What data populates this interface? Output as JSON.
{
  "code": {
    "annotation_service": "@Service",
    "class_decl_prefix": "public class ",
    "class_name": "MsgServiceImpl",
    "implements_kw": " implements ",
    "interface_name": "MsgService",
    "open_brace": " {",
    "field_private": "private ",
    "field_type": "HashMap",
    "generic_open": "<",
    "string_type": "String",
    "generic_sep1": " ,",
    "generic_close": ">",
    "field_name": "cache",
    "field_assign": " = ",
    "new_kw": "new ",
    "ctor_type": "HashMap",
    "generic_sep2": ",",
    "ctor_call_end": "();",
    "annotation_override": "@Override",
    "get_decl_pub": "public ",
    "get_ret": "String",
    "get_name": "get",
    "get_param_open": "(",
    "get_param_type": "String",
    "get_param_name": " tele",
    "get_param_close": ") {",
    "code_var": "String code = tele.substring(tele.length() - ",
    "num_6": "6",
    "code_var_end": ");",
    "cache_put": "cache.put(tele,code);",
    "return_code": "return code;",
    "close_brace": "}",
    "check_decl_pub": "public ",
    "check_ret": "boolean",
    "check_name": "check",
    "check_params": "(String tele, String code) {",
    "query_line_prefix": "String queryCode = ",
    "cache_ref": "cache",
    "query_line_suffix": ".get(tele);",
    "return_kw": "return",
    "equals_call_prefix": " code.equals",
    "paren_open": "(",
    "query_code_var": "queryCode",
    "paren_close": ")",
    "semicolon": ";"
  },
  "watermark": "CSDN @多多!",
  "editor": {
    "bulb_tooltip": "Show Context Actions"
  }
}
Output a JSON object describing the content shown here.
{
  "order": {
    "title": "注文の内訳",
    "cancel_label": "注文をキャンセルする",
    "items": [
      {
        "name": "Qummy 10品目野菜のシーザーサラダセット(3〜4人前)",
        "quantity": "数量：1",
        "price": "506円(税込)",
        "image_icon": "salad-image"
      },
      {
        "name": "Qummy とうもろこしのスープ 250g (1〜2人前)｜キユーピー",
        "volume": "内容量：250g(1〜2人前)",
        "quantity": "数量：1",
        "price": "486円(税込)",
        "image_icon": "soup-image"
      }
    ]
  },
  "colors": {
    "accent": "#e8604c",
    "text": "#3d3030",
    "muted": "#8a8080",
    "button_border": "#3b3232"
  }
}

_ _ _

Written request:
Check each line above for the string "return", then copy the ones that have it.

Written reply:
    "return_code": "return code;",
    "return_kw": "return",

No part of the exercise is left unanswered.